Retype the material in full, keeping every word the same.
--- Begin Record set ---
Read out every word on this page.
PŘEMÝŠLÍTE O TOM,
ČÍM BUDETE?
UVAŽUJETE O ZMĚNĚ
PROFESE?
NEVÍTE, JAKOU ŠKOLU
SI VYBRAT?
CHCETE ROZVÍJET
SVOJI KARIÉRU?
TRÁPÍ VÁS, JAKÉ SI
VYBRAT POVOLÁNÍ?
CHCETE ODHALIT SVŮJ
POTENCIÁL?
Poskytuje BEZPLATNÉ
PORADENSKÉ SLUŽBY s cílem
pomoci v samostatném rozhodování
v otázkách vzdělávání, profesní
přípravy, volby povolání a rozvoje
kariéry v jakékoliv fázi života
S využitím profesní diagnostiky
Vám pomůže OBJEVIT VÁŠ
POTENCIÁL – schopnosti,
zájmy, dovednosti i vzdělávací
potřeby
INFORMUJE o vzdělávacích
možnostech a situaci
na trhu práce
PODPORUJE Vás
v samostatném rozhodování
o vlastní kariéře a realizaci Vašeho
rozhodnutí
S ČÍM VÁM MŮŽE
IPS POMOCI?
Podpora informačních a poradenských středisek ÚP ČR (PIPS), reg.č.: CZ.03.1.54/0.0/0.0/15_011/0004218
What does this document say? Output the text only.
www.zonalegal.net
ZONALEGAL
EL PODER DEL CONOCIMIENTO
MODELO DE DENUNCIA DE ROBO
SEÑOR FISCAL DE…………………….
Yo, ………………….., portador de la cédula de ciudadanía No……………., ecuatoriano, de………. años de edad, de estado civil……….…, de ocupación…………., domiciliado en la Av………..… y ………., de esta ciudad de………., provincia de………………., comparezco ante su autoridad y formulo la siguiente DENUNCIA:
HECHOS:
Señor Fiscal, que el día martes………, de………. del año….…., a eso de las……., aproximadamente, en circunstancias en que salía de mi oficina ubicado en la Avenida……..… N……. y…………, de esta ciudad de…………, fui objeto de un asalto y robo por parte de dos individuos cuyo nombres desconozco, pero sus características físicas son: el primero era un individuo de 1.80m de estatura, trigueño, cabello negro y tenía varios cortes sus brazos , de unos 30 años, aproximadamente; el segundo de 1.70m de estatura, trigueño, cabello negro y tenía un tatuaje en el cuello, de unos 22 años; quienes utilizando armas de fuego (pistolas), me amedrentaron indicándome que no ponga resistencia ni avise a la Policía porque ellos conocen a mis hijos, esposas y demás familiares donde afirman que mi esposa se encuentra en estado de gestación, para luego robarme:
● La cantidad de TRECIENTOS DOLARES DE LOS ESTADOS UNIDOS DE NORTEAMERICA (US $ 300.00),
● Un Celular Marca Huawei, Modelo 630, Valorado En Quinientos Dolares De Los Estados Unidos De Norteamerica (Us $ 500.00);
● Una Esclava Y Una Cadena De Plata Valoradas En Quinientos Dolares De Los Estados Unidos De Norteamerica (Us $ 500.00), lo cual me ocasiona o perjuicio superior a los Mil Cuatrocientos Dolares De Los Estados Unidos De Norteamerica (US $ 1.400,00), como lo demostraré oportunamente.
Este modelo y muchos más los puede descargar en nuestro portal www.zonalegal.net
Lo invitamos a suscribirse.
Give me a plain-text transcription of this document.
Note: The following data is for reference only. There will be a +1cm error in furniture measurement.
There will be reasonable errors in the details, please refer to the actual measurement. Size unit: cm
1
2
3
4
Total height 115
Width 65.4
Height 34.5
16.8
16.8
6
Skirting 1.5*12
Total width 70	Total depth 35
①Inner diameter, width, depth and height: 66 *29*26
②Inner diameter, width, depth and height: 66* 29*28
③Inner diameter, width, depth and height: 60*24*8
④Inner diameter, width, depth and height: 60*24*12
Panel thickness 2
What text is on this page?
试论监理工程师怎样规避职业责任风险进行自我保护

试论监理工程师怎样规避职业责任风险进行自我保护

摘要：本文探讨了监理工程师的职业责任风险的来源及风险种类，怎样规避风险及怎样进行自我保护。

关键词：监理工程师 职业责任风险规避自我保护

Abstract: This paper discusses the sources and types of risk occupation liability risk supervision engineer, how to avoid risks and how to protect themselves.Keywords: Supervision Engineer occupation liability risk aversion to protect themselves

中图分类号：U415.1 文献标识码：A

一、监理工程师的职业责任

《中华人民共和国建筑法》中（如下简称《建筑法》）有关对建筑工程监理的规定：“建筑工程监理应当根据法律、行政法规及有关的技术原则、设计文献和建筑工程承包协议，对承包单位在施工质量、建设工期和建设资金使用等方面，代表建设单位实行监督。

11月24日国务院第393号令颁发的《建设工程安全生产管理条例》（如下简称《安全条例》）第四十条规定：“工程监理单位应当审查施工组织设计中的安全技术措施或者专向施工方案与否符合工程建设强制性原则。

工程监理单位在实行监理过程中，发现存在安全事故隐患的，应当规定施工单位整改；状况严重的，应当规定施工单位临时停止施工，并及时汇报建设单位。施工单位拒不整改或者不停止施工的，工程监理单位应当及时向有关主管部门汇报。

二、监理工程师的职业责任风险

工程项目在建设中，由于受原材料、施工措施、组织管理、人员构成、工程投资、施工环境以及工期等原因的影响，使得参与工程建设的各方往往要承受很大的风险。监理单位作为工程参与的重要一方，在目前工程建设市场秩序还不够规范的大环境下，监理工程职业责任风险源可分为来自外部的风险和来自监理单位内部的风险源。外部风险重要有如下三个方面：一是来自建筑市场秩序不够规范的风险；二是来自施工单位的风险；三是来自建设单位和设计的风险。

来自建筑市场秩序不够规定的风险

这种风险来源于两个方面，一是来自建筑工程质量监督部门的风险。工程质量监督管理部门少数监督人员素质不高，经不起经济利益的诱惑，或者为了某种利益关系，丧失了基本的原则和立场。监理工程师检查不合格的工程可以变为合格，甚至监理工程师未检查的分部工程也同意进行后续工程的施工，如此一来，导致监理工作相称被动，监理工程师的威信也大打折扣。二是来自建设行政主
--- End Record set ---
- Solution for this task
Read out every word on this page.
PŘEMÝŠLÍTE O TOM,
ČÍM BUDETE?
UVAŽUJETE O ZMĚNĚ
PROFESE?
NEVÍTE, JAKOU ŠKOLU
SI VYBRAT?
CHCETE ROZVÍJET
SVOJI KARIÉRU?
TRÁPÍ VÁS, JAKÉ SI
VYBRAT POVOLÁNÍ?
CHCETE ODHALIT SVŮJ
POTENCIÁL?
Poskytuje BEZPLATNÉ
PORADENSKÉ SLUŽBY s cílem
pomoci v samostatném rozhodování
v otázkách vzdělávání, profesní
přípravy, volby povolání a rozvoje
kariéry v jakékoliv fázi života
S využitím profesní diagnostiky
Vám pomůže OBJEVIT VÁŠ
POTENCIÁL – schopnosti,
zájmy, dovednosti i vzdělávací
potřeby
INFORMUJE o vzdělávacích
možnostech a situaci
na trhu práce
PODPORUJE Vás
v samostatném rozhodování
o vlastní kariéře a realizaci Vašeho
rozhodnutí
S ČÍM VÁM MŮŽE
IPS POMOCI?
Podpora informačních a poradenských středisek ÚP ČR (PIPS), reg.č.: CZ.03.1.54/0.0/0.0/15_011/0004218
What does this document say? Output the text only.
www.zonalegal.net
ZONALEGAL
EL PODER DEL CONOCIMIENTO
MODELO DE DENUNCIA DE ROBO
SEÑOR FISCAL DE…………………….
Yo, ………………….., portador de la cédula de ciudadanía No……………., ecuatoriano, de………. años de edad, de estado civil……….…, de ocupación…………., domiciliado en la Av………..… y ………., de esta ciudad de………., provincia de………………., comparezco ante su autoridad y formulo la siguiente DENUNCIA:
HECHOS:
Señor Fiscal, que el día martes………, de………. del año….…., a eso de las……., aproximadamente, en circunstancias en que salía de mi oficina ubicado en la Avenida……..… N……. y…………, de esta ciudad de…………, fui objeto de un asalto y robo por parte de dos individuos cuyo nombres desconozco, pero sus características físicas son: el primero era un individuo de 1.80m de estatura, trigueño, cabello negro y tenía varios cortes sus brazos , de unos 30 años, aproximadamente; el segundo de 1.70m de estatura, trigueño, cabello negro y tenía un tatuaje en el cuello, de unos 22 años; quienes utilizando armas de fuego (pistolas), me amedrentaron indicándome que no ponga resistencia ni avise a la Policía porque ellos conocen a mis hijos, esposas y demás familiares donde afirman que mi esposa se encuentra en estado de gestación, para luego robarme:
● La cantidad de TRECIENTOS DOLARES DE LOS ESTADOS UNIDOS DE NORTEAMERICA (US $ 300.00),
● Un Celular Marca Huawei, Modelo 630, Valorado En Quinientos Dolares De Los Estados Unidos De Norteamerica (Us $ 500.00);
● Una Esclava Y Una Cadena De Plata Valoradas En Quinientos Dolares De Los Estados Unidos De Norteamerica (Us $ 500.00), lo cual me ocasiona o perjuicio superior a los Mil Cuatrocientos Dolares De Los Estados Unidos De Norteamerica (US $ 1.400,00), como lo demostraré oportunamente.
Este modelo y muchos más los puede descargar en nuestro portal www.zonalegal.net
Lo invitamos a suscribirse.
Give me a plain-text transcription of this document.
Note: The following data is for reference only. There will be a +1cm error in furniture measurement.
There will be reasonable errors in the details, please refer to the actual measurement. Size unit: cm
1
2
3
4
Total height 115
Width 65.4
Height 34.5
16.8
16.8
6
Skirting 1.5*12
Total width 70	Total depth 35
①Inner diameter, width, depth and height: 66 *29*26
②Inner diameter, width, depth and height: 66* 29*28
③Inner diameter, width, depth and height: 60*24*8
④Inner diameter, width, depth and height: 60*24*12
Panel thickness 2
What text is on this page?
试论监理工程师怎样规避职业责任风险进行自我保护

试论监理工程师怎样规避职业责任风险进行自我保护

摘要：本文探讨了监理工程师的职业责任风险的来源及风险种类，怎样规避风险及怎样进行自我保护。

关键词：监理工程师 职业责任风险规避自我保护

Abstract: This paper discusses the sources and types of risk occupation liability risk supervision engineer, how to avoid risks and how to protect themselves.Keywords: Supervision Engineer occupation liability risk aversion to protect themselves

中图分类号：U415.1 文献标识码：A

一、监理工程师的职业责任

《中华人民共和国建筑法》中（如下简称《建筑法》）有关对建筑工程监理的规定：“建筑工程监理应当根据法律、行政法规及有关的技术原则、设计文献和建筑工程承包协议，对承包单位在施工质量、建设工期和建设资金使用等方面，代表建设单位实行监督。

11月24日国务院第393号令颁发的《建设工程安全生产管理条例》（如下简称《安全条例》）第四十条规定：“工程监理单位应当审查施工组织设计中的安全技术措施或者专向施工方案与否符合工程建设强制性原则。

工程监理单位在实行监理过程中，发现存在安全事故隐患的，应当规定施工单位整改；状况严重的，应当规定施工单位临时停止施工，并及时汇报建设单位。施工单位拒不整改或者不停止施工的，工程监理单位应当及时向有关主管部门汇报。

二、监理工程师的职业责任风险

工程项目在建设中，由于受原材料、施工措施、组织管理、人员构成、工程投资、施工环境以及工期等原因的影响，使得参与工程建设的各方往往要承受很大的风险。监理单位作为工程参与的重要一方，在目前工程建设市场秩序还不够规范的大环境下，监理工程职业责任风险源可分为来自外部的风险和来自监理单位内部的风险源。外部风险重要有如下三个方面：一是来自建筑市场秩序不够规范的风险；二是来自施工单位的风险；三是来自建设单位和设计的风险。

来自建筑市场秩序不够规定的风险

这种风险来源于两个方面，一是来自建筑工程质量监督部门的风险。工程质量监督管理部门少数监督人员素质不高，经不起经济利益的诱惑，或者为了某种利益关系，丧失了基本的原则和立场。监理工程师检查不合格的工程可以变为合格，甚至监理工程师未检查的分部工程也同意进行后续工程的施工，如此一来，导致监理工作相称被动，监理工程师的威信也大打折扣。二是来自建设行政主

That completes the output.